§ GOAL: Write the material out again exactly as it stands.

* START EXTRACTED MATERIAL *

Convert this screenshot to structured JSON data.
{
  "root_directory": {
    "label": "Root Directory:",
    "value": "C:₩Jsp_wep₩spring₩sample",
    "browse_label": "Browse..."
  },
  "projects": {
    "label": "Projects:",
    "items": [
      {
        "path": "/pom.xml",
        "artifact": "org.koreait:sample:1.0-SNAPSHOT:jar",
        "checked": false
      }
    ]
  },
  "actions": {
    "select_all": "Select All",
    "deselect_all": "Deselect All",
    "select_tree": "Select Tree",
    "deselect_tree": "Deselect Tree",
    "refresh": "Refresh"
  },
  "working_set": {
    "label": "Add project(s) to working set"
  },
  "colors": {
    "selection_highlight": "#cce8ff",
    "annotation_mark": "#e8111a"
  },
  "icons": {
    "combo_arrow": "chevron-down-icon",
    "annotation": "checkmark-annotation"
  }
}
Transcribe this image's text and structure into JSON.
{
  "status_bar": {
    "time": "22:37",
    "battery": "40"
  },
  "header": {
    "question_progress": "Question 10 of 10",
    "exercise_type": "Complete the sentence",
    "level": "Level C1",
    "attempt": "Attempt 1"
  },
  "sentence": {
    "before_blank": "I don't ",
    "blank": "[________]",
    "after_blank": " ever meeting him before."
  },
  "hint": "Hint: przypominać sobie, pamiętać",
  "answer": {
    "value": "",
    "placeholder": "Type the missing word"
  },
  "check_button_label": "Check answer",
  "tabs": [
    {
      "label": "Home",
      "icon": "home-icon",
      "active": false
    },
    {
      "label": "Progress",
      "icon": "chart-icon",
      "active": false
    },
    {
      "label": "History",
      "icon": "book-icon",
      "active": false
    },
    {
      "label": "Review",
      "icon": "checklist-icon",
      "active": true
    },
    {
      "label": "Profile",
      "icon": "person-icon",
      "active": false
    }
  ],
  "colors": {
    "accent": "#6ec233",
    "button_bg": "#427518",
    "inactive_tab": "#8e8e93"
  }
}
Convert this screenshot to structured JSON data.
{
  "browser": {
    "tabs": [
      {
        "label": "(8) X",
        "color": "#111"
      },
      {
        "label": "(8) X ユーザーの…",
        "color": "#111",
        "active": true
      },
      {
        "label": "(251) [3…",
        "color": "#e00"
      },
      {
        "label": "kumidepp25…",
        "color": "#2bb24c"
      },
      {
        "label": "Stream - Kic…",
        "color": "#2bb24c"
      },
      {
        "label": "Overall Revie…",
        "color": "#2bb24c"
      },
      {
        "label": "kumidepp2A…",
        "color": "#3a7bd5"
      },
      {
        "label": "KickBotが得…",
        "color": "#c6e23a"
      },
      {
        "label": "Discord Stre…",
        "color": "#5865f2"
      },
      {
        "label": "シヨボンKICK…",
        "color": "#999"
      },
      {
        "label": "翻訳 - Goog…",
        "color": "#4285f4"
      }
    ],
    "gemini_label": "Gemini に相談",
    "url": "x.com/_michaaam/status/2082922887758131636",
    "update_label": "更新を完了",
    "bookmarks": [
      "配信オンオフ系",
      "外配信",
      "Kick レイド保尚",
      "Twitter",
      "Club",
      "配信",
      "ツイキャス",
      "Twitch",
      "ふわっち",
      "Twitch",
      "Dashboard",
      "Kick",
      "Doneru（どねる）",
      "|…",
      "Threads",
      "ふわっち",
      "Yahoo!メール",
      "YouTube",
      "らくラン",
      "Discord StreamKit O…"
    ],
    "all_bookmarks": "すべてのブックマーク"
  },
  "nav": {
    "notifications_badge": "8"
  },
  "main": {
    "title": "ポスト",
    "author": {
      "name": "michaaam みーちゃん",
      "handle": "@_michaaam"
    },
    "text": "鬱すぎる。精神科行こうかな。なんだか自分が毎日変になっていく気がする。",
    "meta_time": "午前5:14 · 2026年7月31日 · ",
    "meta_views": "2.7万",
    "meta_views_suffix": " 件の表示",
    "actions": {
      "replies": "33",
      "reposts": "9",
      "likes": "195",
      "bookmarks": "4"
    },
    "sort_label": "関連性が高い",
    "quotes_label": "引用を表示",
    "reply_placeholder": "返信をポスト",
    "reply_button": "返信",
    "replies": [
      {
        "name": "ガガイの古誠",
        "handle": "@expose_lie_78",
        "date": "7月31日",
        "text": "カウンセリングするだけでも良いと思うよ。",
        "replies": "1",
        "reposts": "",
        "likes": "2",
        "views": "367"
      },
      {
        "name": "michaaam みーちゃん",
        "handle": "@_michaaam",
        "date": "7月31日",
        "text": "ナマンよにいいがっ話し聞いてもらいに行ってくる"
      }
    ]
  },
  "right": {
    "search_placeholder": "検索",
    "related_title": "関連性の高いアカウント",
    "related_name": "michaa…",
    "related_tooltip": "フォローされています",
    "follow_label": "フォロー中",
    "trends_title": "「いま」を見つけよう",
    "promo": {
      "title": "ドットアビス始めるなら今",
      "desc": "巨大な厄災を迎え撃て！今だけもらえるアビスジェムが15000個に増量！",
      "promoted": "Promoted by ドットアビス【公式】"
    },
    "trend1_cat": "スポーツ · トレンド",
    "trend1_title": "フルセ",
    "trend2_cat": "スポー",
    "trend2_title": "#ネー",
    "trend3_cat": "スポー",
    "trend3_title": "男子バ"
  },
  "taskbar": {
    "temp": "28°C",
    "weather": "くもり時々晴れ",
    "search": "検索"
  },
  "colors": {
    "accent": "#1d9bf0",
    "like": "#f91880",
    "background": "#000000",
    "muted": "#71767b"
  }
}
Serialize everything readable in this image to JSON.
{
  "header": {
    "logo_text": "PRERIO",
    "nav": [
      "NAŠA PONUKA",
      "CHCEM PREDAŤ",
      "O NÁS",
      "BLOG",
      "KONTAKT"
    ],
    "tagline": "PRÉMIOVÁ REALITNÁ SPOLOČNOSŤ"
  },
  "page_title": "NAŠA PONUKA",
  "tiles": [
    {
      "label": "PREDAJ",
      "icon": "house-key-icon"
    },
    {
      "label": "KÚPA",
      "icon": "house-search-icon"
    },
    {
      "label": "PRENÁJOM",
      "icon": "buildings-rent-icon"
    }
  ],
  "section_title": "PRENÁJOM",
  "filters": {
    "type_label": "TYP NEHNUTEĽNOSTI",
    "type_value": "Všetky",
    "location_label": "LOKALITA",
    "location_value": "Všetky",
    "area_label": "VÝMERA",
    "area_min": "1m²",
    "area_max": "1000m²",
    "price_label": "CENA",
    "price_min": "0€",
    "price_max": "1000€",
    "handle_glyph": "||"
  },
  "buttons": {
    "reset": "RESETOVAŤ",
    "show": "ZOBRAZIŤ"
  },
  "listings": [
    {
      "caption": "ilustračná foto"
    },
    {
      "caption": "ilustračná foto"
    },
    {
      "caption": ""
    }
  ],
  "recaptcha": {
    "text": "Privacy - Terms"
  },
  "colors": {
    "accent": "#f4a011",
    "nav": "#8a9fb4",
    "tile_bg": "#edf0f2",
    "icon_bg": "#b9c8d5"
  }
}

* END EXTRACTED MATERIAL *

§ WORKED ANSWER:
Convert this screenshot to structured JSON data.
{
  "root_directory": {
    "label": "Root Directory:",
    "value": "C:₩Jsp_wep₩spring₩sample",
    "browse_label": "Browse..."
  },
  "projects": {
    "label": "Projects:",
    "items": [
      {
        "path": "/pom.xml",
        "artifact": "org.koreait:sample:1.0-SNAPSHOT:jar",
        "checked": false
      }
    ]
  },
  "actions": {
    "select_all": "Select All",
    "deselect_all": "Deselect All",
    "select_tree": "Select Tree",
    "deselect_tree": "Deselect Tree",
    "refresh": "Refresh"
  },
  "working_set": {
    "label": "Add project(s) to working set"
  },
  "colors": {
    "selection_highlight": "#cce8ff",
    "annotation_mark": "#e8111a"
  },
  "icons": {
    "combo_arrow": "chevron-down-icon",
    "annotation": "checkmark-annotation"
  }
}
Transcribe this image's text and structure into JSON.
{
  "status_bar": {
    "time": "22:37",
    "battery": "40"
  },
  "header": {
    "question_progress": "Question 10 of 10",
    "exercise_type": "Complete the sentence",
    "level": "Level C1",
    "attempt": "Attempt 1"
  },
  "sentence": {
    "before_blank": "I don't ",
    "blank": "[________]",
    "after_blank": " ever meeting him before."
  },
  "hint": "Hint: przypominać sobie, pamiętać",
  "answer": {
    "value": "",
    "placeholder": "Type the missing word"
  },
  "check_button_label": "Check answer",
  "tabs": [
    {
      "label": "Home",
      "icon": "home-icon",
      "active": false
    },
    {
      "label": "Progress",
      "icon": "chart-icon",
      "active": false
    },
    {
      "label": "History",
      "icon": "book-icon",
      "active": false
    },
    {
      "label": "Review",
      "icon": "checklist-icon",
      "active": true
    },
    {
      "label": "Profile",
      "icon": "person-icon",
      "active": false
    }
  ],
  "colors": {
    "accent": "#6ec233",
    "button_bg": "#427518",
    "inactive_tab": "#8e8e93"
  }
}
Convert this screenshot to structured JSON data.
{
  "browser": {
    "tabs": [
      {
        "label": "(8) X",
        "color": "#111"
      },
      {
        "label": "(8) X ユーザーの…",
        "color": "#111",
        "active": true
      },
      {
        "label": "(251) [3…",
        "color": "#e00"
      },
      {
        "label": "kumidepp25…",
        "color": "#2bb24c"
      },
      {
        "label": "Stream - Kic…",
        "color": "#2bb24c"
      },
      {
        "label": "Overall Revie…",
        "color": "#2bb24c"
      },
      {
        "label": "kumidepp2A…",
        "color": "#3a7bd5"
      },
      {
        "label": "KickBotが得…",
        "color": "#c6e23a"
      },
      {
        "label": "Discord Stre…",
        "color": "#5865f2"
      },
      {
        "label": "シヨボンKICK…",
        "color": "#999"
      },
      {
        "label": "翻訳 - Goog…",
        "color": "#4285f4"
      }
    ],
    "gemini_label": "Gemini に相談",
    "url": "x.com/_michaaam/status/2082922887758131636",
    "update_label": "更新を完了",
    "bookmarks": [
      "配信オンオフ系",
      "外配信",
      "Kick レイド保尚",
      "Twitter",
      "Club",
      "配信",
      "ツイキャス",
      "Twitch",
      "ふわっち",
      "Twitch",
      "Dashboard",
      "Kick",
      "Doneru（どねる）",
      "|…",
      "Threads",
      "ふわっち",
      "Yahoo!メール",
      "YouTube",
      "らくラン",
      "Discord StreamKit O…"
    ],
    "all_bookmarks": "すべてのブックマーク"
  },
  "nav": {
    "notifications_badge": "8"
  },
  "main": {
    "title": "ポスト",
    "author": {
      "name": "michaaam みーちゃん",
      "handle": "@_michaaam"
    },
    "text": "鬱すぎる。精神科行こうかな。なんだか自分が毎日変になっていく気がする。",
    "meta_time": "午前5:14 · 2026年7月31日 · ",
    "meta_views": "2.7万",
    "meta_views_suffix": " 件の表示",
    "actions": {
      "replies": "33",
      "reposts": "9",
      "likes": "195",
      "bookmarks": "4"
    },
    "sort_label": "関連性が高い",
    "quotes_label": "引用を表示",
    "reply_placeholder": "返信をポスト",
    "reply_button": "返信",
    "replies": [
      {
        "name": "ガガイの古誠",
        "handle": "@expose_lie_78",
        "date": "7月31日",
        "text": "カウンセリングするだけでも良いと思うよ。",
        "replies": "1",
        "reposts": "",
        "likes": "2",
        "views": "367"
      },
      {
        "name": "michaaam みーちゃん",
        "handle": "@_michaaam",
        "date": "7月31日",
        "text": "ナマンよにいいがっ話し聞いてもらいに行ってくる"
      }
    ]
  },
  "right": {
    "search_placeholder": "検索",
    "related_title": "関連性の高いアカウント",
    "related_name": "michaa…",
    "related_tooltip": "フォローされています",
    "follow_label": "フォロー中",
    "trends_title": "「いま」を見つけよう",
    "promo": {
      "title": "ドットアビス始めるなら今",
      "desc": "巨大な厄災を迎え撃て！今だけもらえるアビスジェムが15000個に増量！",
      "promoted": "Promoted by ドットアビス【公式】"
    },
    "trend1_cat": "スポーツ · トレンド",
    "trend1_title": "フルセ",
    "trend2_cat": "スポー",
    "trend2_title": "#ネー",
    "trend3_cat": "スポー",
    "trend3_title": "男子バ"
  },
  "taskbar": {
    "temp": "28°C",
    "weather": "くもり時々晴れ",
    "search": "検索"
  },
  "colors": {
    "accent": "#1d9bf0",
    "like": "#f91880",
    "background": "#000000",
    "muted": "#71767b"
  }
}
Serialize everything readable in this image to JSON.
{
  "header": {
    "logo_text": "PRERIO",
    "nav": [
      "NAŠA PONUKA",
      "CHCEM PREDAŤ",
      "O NÁS",
      "BLOG",
      "KONTAKT"
    ],
    "tagline": "PRÉMIOVÁ REALITNÁ SPOLOČNOSŤ"
  },
  "page_title": "NAŠA PONUKA",
  "tiles": [
    {
      "label": "PREDAJ",
      "icon": "house-key-icon"
    },
    {
      "label": "KÚPA",
      "icon": "house-search-icon"
    },
    {
      "label": "PRENÁJOM",
      "icon": "buildings-rent-icon"
    }
  ],
  "section_title": "PRENÁJOM",
  "filters": {
    "type_label": "TYP NEHNUTEĽNOSTI",
    "type_value": "Všetky",
    "location_label": "LOKALITA",
    "location_value": "Všetky",
    "area_label": "VÝMERA",
    "area_min": "1m²",
    "area_max": "1000m²",
    "price_label": "CENA",
    "price_min": "0€",
    "price_max": "1000€",
    "handle_glyph": "||"
  },
  "buttons": {
    "reset": "RESETOVAŤ",
    "show": "ZOBRAZIŤ"
  },
  "listings": [
    {
      "caption": "ilustračná foto"
    },
    {
      "caption": "ilustračná foto"
    },
    {
      "caption": ""
    }
  ],
  "recaptcha": {
    "text": "Privacy - Terms"
  },
  "colors": {
    "accent": "#f4a011",
    "nav": "#8a9fb4",
    "tile_bg": "#edf0f2",
    "icon_bg": "#b9c8d5"
  }
}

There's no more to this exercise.